┌──
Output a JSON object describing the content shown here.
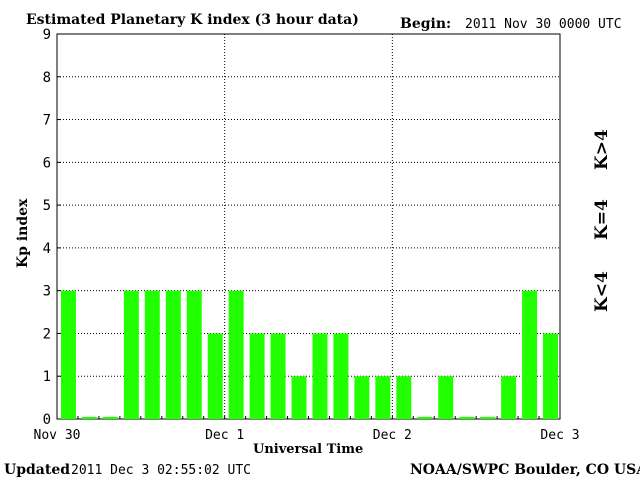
{
  "header": {
    "title": "Estimated Planetary K index (3 hour data)",
    "begin_label": "Begin:",
    "begin_value": "2011 Nov 30 0000 UTC"
  },
  "footer": {
    "updated_label": "Updated",
    "updated_value": "2011 Dec  3 02:55:02 UTC",
    "source": "NOAA/SWPC Boulder, CO USA"
  },
  "legend": {
    "high": {
      "label": "K>4",
      "color": "#ff2020"
    },
    "mid": {
      "label": "K=4",
      "color": "#ffcc00"
    },
    "low": {
      "label": "K<4",
      "color": "#22ff00"
    }
  },
  "chart_data": {
    "type": "bar",
    "title": "Estimated Planetary K index (3 hour data)",
    "xlabel": "Universal Time",
    "ylabel": "Kp index",
    "ylim": [
      0,
      9
    ],
    "yticks": [
      0,
      1,
      2,
      3,
      4,
      5,
      6,
      7,
      8,
      9
    ],
    "xticks": [
      "Nov 30",
      "Dec 1",
      "Dec 2",
      "Dec 3"
    ],
    "grid": true,
    "bar_color": "#22ff00",
    "values": [
      3,
      0.05,
      0.05,
      3,
      3,
      3,
      3,
      2,
      3,
      2,
      2,
      1,
      2,
      2,
      1,
      1,
      1,
      0.05,
      1,
      0.05,
      0.05,
      1,
      3,
      2
    ]
  }
}
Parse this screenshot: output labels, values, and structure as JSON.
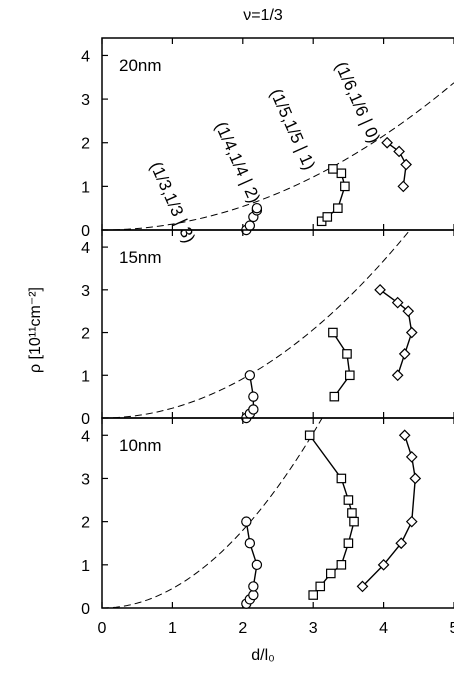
{
  "figure_title": "ν=1/3",
  "ylabel": "ρ [10¹¹cm⁻²]",
  "xlabel": "d/l₀",
  "x_ticks": [
    "0",
    "1",
    "2",
    "3",
    "4",
    "5"
  ],
  "y_ticks": [
    "0",
    "1",
    "2",
    "3",
    "4"
  ],
  "colors": {
    "axis": "#000000",
    "line": "#000000",
    "marker_fill": "#ffffff"
  },
  "chart_data": [
    {
      "type": "line",
      "panel_label": "20nm",
      "xlim": [
        0,
        5
      ],
      "ylim": [
        0,
        4.4
      ],
      "dashed_curve": {
        "a": 0.135,
        "power": 2
      },
      "annotations": [
        "(1/3,1/3 | 3)",
        "(1/4,1/4 | 2)",
        "(1/5,1/5 | 1)",
        "(1/6,1/6 | 0)"
      ],
      "series": [
        {
          "marker": "circle",
          "x": [
            2.05,
            2.1,
            2.15,
            2.2,
            2.2
          ],
          "y": [
            0.0,
            0.1,
            0.3,
            0.45,
            0.5
          ]
        },
        {
          "marker": "square",
          "x": [
            3.12,
            3.2,
            3.35,
            3.45,
            3.4,
            3.28
          ],
          "y": [
            0.2,
            0.3,
            0.5,
            1.0,
            1.3,
            1.4
          ]
        },
        {
          "marker": "diamond",
          "x": [
            4.28,
            4.32,
            4.22,
            4.05
          ],
          "y": [
            1.0,
            1.5,
            1.8,
            2.0
          ]
        }
      ]
    },
    {
      "type": "line",
      "panel_label": "15nm",
      "xlim": [
        0,
        5
      ],
      "ylim": [
        0,
        4.4
      ],
      "dashed_curve": {
        "a": 0.23,
        "power": 2
      },
      "annotations": [],
      "series": [
        {
          "marker": "circle",
          "x": [
            2.05,
            2.1,
            2.15,
            2.15,
            2.1
          ],
          "y": [
            0.0,
            0.1,
            0.2,
            0.5,
            1.0
          ]
        },
        {
          "marker": "square",
          "x": [
            3.3,
            3.52,
            3.48,
            3.28
          ],
          "y": [
            0.5,
            1.0,
            1.5,
            2.0
          ]
        },
        {
          "marker": "diamond",
          "x": [
            4.2,
            4.3,
            4.4,
            4.35,
            4.2,
            3.95
          ],
          "y": [
            1.0,
            1.5,
            2.0,
            2.5,
            2.7,
            3.0
          ]
        }
      ]
    },
    {
      "type": "line",
      "panel_label": "10nm",
      "xlim": [
        0,
        5
      ],
      "ylim": [
        0,
        4.4
      ],
      "dashed_curve": {
        "a": 0.45,
        "power": 2
      },
      "annotations": [],
      "series": [
        {
          "marker": "circle",
          "x": [
            2.05,
            2.1,
            2.15,
            2.15,
            2.2,
            2.1,
            2.05
          ],
          "y": [
            0.1,
            0.2,
            0.3,
            0.5,
            1.0,
            1.5,
            2.0
          ]
        },
        {
          "marker": "square",
          "x": [
            3.0,
            3.1,
            3.25,
            3.4,
            3.5,
            3.58,
            3.55,
            3.5,
            3.4,
            2.95
          ],
          "y": [
            0.3,
            0.5,
            0.8,
            1.0,
            1.5,
            2.0,
            2.2,
            2.5,
            3.0,
            4.0
          ]
        },
        {
          "marker": "diamond",
          "x": [
            3.7,
            4.0,
            4.25,
            4.4,
            4.45,
            4.4,
            4.3
          ],
          "y": [
            0.5,
            1.0,
            1.5,
            2.0,
            3.0,
            3.5,
            4.0
          ]
        }
      ]
    }
  ]
}
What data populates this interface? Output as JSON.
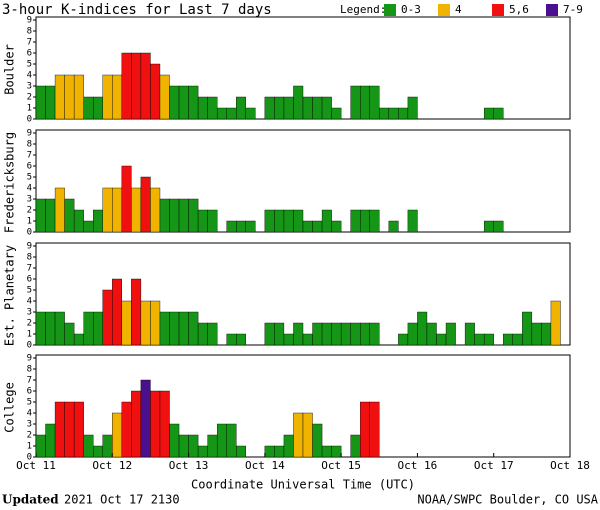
└──
**EXERCISE DIRECTIONS:** Quote the records above in full, dropping each picture.

**WRITTEN ANSWER:**
Output a JSON object describing the content shown here.
{
  "header": {
    "title": "Estimated Planetary K index (3 hour data)",
    "begin_label": "Begin:",
    "begin_value": "2011 Nov 30 0000 UTC"
  },
  "footer": {
    "updated_label": "Updated",
    "updated_value": "2011 Dec  3 02:55:02 UTC",
    "source": "NOAA/SWPC Boulder, CO USA"
  },
  "legend": {
    "high": {
      "label": "K>4",
      "color": "#ff2020"
    },
    "mid": {
      "label": "K=4",
      "color": "#ffcc00"
    },
    "low": {
      "label": "K<4",
      "color": "#22ff00"
    }
  },
  "chart_data": {
    "type": "bar",
    "title": "Estimated Planetary K index (3 hour data)",
    "xlabel": "Universal Time",
    "ylabel": "Kp index",
    "ylim": [
      0,
      9
    ],
    "yticks": [
      0,
      1,
      2,
      3,
      4,
      5,
      6,
      7,
      8,
      9
    ],
    "xticks": [
      "Nov 30",
      "Dec 1",
      "Dec 2",
      "Dec 3"
    ],
    "grid": true,
    "bar_color": "#22ff00",
    "values": [
      3,
      0.05,
      0.05,
      3,
      3,
      3,
      3,
      2,
      3,
      2,
      2,
      1,
      2,
      2,
      1,
      1,
      1,
      0.05,
      1,
      0.05,
      0.05,
      1,
      3,
      2
    ]
  }
}
Parse this screenshot: output labels, values, and structure as JSON.
{
  "figure_title": "ν=1/3",
  "ylabel": "ρ [10¹¹cm⁻²]",
  "xlabel": "d/l₀",
  "x_ticks": [
    "0",
    "1",
    "2",
    "3",
    "4",
    "5"
  ],
  "y_ticks": [
    "0",
    "1",
    "2",
    "3",
    "4"
  ],
  "colors": {
    "axis": "#000000",
    "line": "#000000",
    "marker_fill": "#ffffff"
  },
  "chart_data": [
    {
      "type": "line",
      "panel_label": "20nm",
      "xlim": [
        0,
        5
      ],
      "ylim": [
        0,
        4.4
      ],
      "dashed_curve": {
        "a": 0.135,
        "power": 2
      },
      "annotations": [
        "(1/3,1/3 | 3)",
        "(1/4,1/4 | 2)",
        "(1/5,1/5 | 1)",
        "(1/6,1/6 | 0)"
      ],
      "series": [
        {
          "marker": "circle",
          "x": [
            2.05,
            2.1,
            2.15,
            2.2,
            2.2
          ],
          "y": [
            0.0,
            0.1,
            0.3,
            0.45,
            0.5
          ]
        },
        {
          "marker": "square",
          "x": [
            3.12,
            3.2,
            3.35,
            3.45,
            3.4,
            3.28
          ],
          "y": [
            0.2,
            0.3,
            0.5,
            1.0,
            1.3,
            1.4
          ]
        },
        {
          "marker": "diamond",
          "x": [
            4.28,
            4.32,
            4.22,
            4.05
          ],
          "y": [
            1.0,
            1.5,
            1.8,
            2.0
          ]
        }
      ]
    },
    {
      "type": "line",
      "panel_label": "15nm",
      "xlim": [
        0,
        5
      ],
      "ylim": [
        0,
        4.4
      ],
      "dashed_curve": {
        "a": 0.23,
        "power": 2
      },
      "annotations": [],
      "series": [
        {
          "marker": "circle",
          "x": [
            2.05,
            2.1,
            2.15,
            2.15,
            2.1
          ],
          "y": [
            0.0,
            0.1,
            0.2,
            0.5,
            1.0
          ]
        },
        {
          "marker": "square",
          "x": [
            3.3,
            3.52,
            3.48,
            3.28
          ],
          "y": [
            0.5,
            1.0,
            1.5,
            2.0
          ]
        },
        {
          "marker": "diamond",
          "x": [
            4.2,
            4.3,
            4.4,
            4.35,
            4.2,
            3.95
          ],
          "y": [
            1.0,
            1.5,
            2.0,
            2.5,
            2.7,
            3.0
          ]
        }
      ]
    },
    {
      "type": "line",
      "panel_label": "10nm",
      "xlim": [
        0,
        5
      ],
      "ylim": [
        0,
        4.4
      ],
      "dashed_curve": {
        "a": 0.45,
        "power": 2
      },
      "annotations": [],
      "series": [
        {
          "marker": "circle",
          "x": [
            2.05,
            2.1,
            2.15,
            2.15,
            2.2,
            2.1,
            2.05
          ],
          "y": [
            0.1,
            0.2,
            0.3,
            0.5,
            1.0,
            1.5,
            2.0
          ]
        },
        {
          "marker": "square",
          "x": [
            3.0,
            3.1,
            3.25,
            3.4,
            3.5,
            3.58,
            3.55,
            3.5,
            3.4,
            2.95
          ],
          "y": [
            0.3,
            0.5,
            0.8,
            1.0,
            1.5,
            2.0,
            2.2,
            2.5,
            3.0,
            4.0
          ]
        },
        {
          "marker": "diamond",
          "x": [
            3.7,
            4.0,
            4.25,
            4.4,
            4.45,
            4.4,
            4.3
          ],
          "y": [
            0.5,
            1.0,
            1.5,
            2.0,
            3.0,
            3.5,
            4.0
          ]
        }
      ]
    }
  ]
}
What data populates this interface? Output as JSON.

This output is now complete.